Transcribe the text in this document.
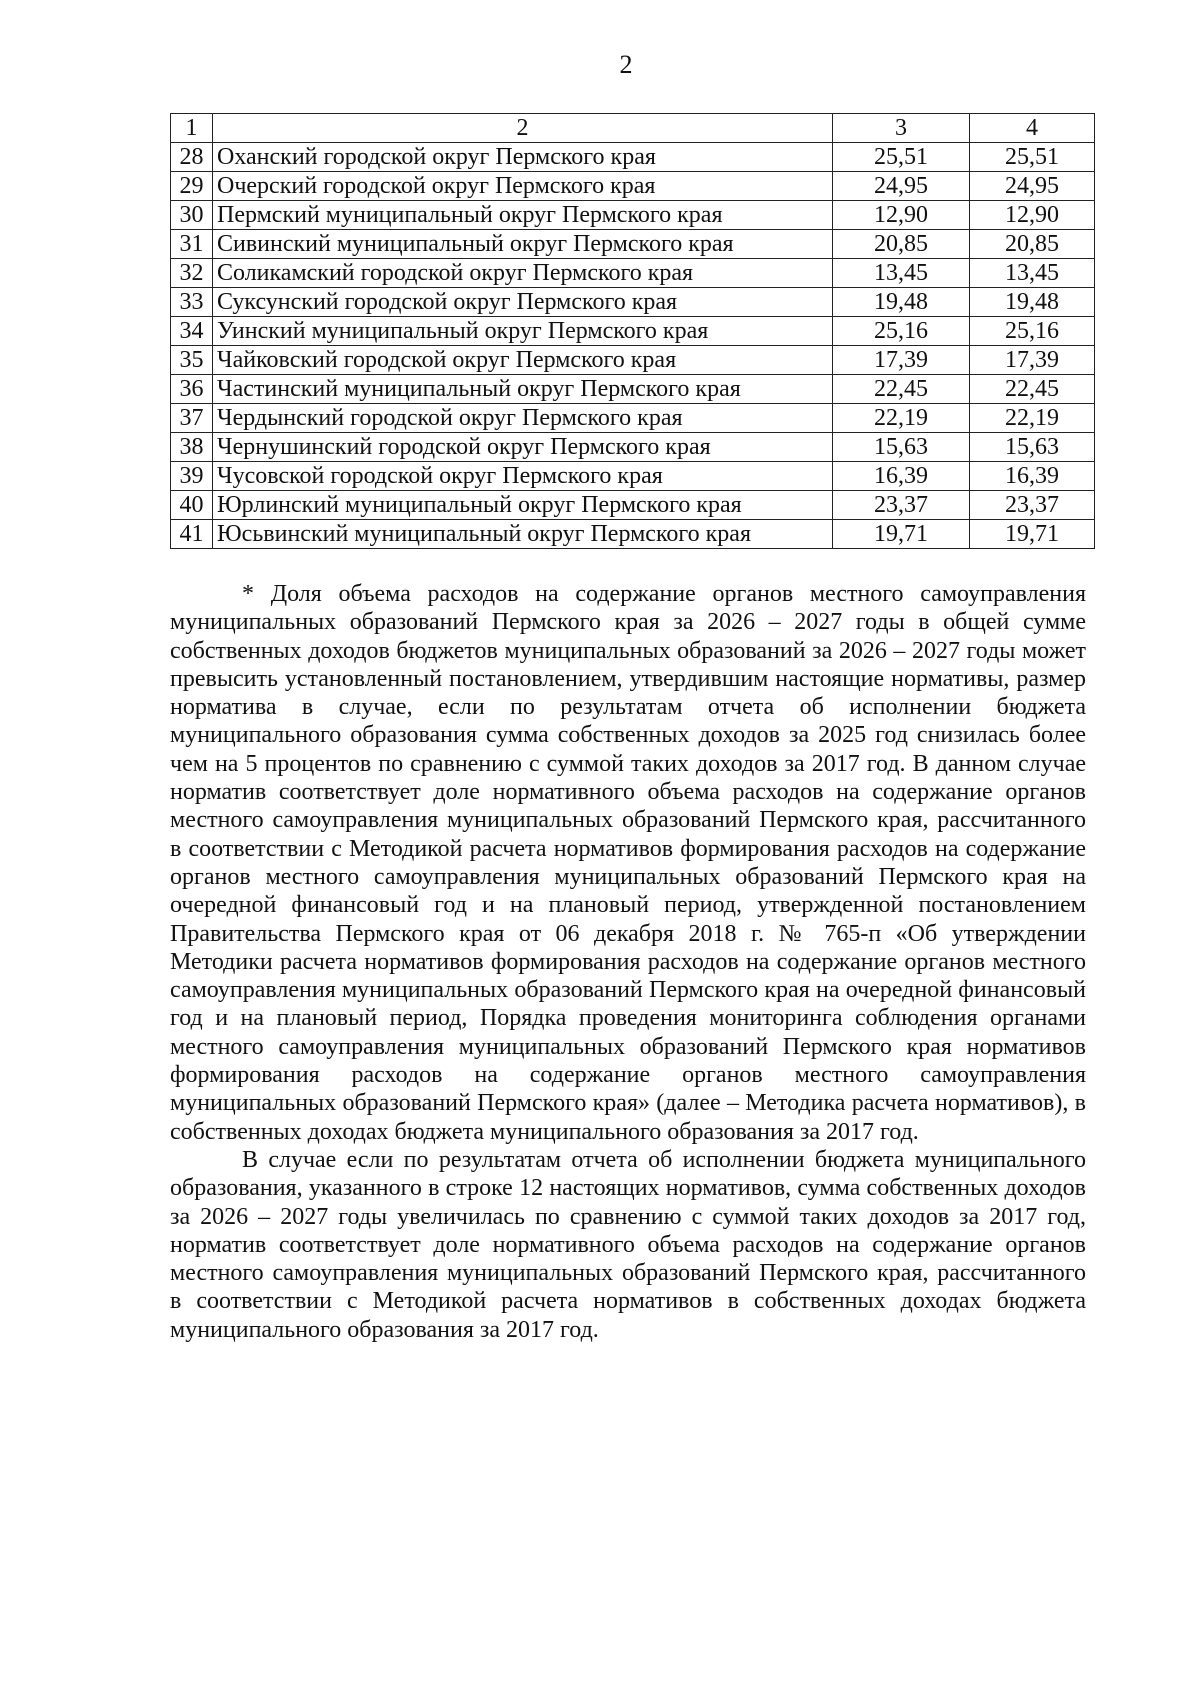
2
1	2	3	4
28	Оханский городской округ Пермского края	25,51	25,51
29	Очерский городской округ Пермского края	24,95	24,95
30	Пермский муниципальный округ Пермского края	12,90	12,90
31	Сивинский муниципальный округ Пермского края	20,85	20,85
32	Соликамский городской округ Пермского края	13,45	13,45
33	Суксунский городской округ Пермского края	19,48	19,48
34	Уинский муниципальный округ Пермского края	25,16	25,16
35	Чайковский городской округ Пермского края	17,39	17,39
36	Частинский муниципальный округ Пермского края	22,45	22,45
37	Чердынский городской округ Пермского края	22,19	22,19
38	Чернушинский городской округ Пермского края	15,63	15,63
39	Чусовской городской округ Пермского края	16,39	16,39
40	Юрлинский муниципальный округ Пермского края	23,37	23,37
41	Юсьвинский муниципальный округ Пермского края	19,71	19,71

* Доля объема расходов на содержание органов местного самоуправления муниципальных образований Пермского края за 2026 – 2027 годы в общей сумме собственных доходов бюджетов муниципальных образований за 2026 – 2027 годы может превысить установленный постановлением, утвердившим настоящие нормативы, размер норматива в случае, если по результатам отчета об исполнении бюджета муниципального образования сумма собственных доходов за 2025 год снизилась более чем на 5 процентов по сравнению с суммой таких доходов за 2017 год. В данном случае норматив соответствует доле нормативного объема расходов на содержание органов местного самоуправления муниципальных образований Пермского края, рассчитанного в соответствии с Методикой расчета нормативов формирования расходов на содержание органов местного самоуправления муниципальных образований Пермского края на очередной финансовый год и на плановый период, утвержденной постановлением Правительства Пермского края от 06 декабря 2018 г. № 765-п «Об утверждении Методики расчета нормативов формирования расходов на содержание органов местного самоуправления муниципальных образований Пермского края на очередной финансовый год и на плановый период, Порядка проведения мониторинга соблюдения органами местного самоуправления муниципальных образований Пермского края нормативов формирования расходов на содержание органов местного самоуправления муниципальных образований Пермского края» (далее – Методика расчета нормативов), в собственных доходах бюджета муниципального образования за 2017 год.

В случае если по результатам отчета об исполнении бюджета муниципального образования, указанного в строке 12 настоящих нормативов, сумма собственных доходов за 2026 – 2027 годы увеличилась по сравнению с суммой таких доходов за 2017 год, норматив соответствует доле нормативного объема расходов на содержание органов местного самоуправления муниципальных образований Пермского края, рассчитанного в соответствии с Методикой расчета нормативов в собственных доходах бюджета муниципального образования за 2017 год.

::::::

STATED TASK:
Each line in the listing above either holds the string "городской" or does not; state how many do, giving the number only.

EXPECTED ANSWER:
8